What you have to do: Make an exact copy of the data below, leaving out every picture.

==== Provided records

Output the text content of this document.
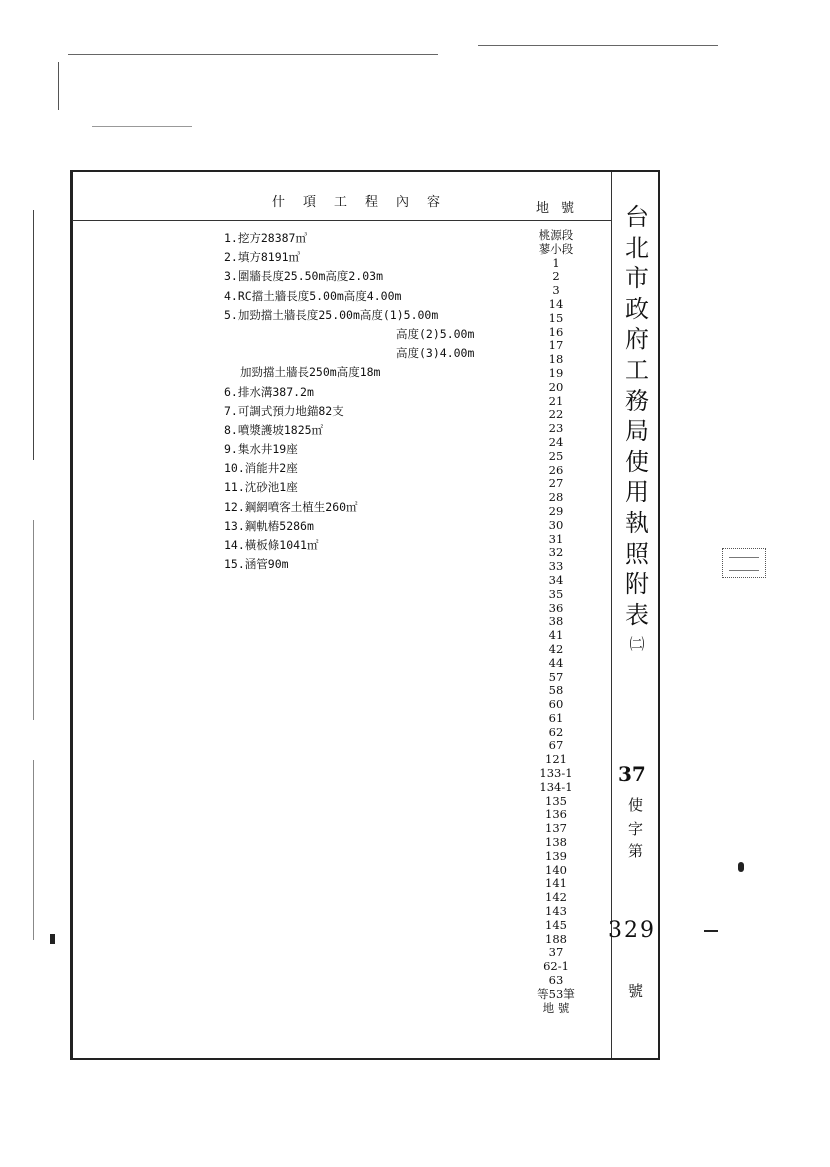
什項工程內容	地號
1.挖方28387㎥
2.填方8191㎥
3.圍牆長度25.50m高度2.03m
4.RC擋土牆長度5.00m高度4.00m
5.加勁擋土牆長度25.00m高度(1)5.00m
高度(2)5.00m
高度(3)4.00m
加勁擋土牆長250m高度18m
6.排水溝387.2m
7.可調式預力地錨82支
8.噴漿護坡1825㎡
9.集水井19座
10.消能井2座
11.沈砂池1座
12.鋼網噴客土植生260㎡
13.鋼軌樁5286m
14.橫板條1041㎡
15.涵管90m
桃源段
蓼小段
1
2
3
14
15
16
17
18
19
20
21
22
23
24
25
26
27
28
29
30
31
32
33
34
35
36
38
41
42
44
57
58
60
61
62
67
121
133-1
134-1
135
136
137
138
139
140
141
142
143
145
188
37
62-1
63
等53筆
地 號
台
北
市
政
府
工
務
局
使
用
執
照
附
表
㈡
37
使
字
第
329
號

========

Written response:
Output the text content of this document.
什項工程內容	地號
1.挖方28387㎥
2.填方8191㎥
3.圍牆長度25.50m高度2.03m
4.RC擋土牆長度5.00m高度4.00m
5.加勁擋土牆長度25.00m高度(1)5.00m
高度(2)5.00m
高度(3)4.00m
加勁擋土牆長250m高度18m
6.排水溝387.2m
7.可調式預力地錨82支
8.噴漿護坡1825㎡
9.集水井19座
10.消能井2座
11.沈砂池1座
12.鋼網噴客土植生260㎡
13.鋼軌樁5286m
14.橫板條1041㎡
15.涵管90m
桃源段
蓼小段
1
2
3
14
15
16
17
18
19
20
21
22
23
24
25
26
27
28
29
30
31
32
33
34
35
36
38
41
42
44
57
58
60
61
62
67
121
133-1
134-1
135
136
137
138
139
140
141
142
143
145
188
37
62-1
63
等53筆
地 號
台
北
市
政
府
工
務
局
使
用
執
照
附
表
㈡
37
使
字
第
329
號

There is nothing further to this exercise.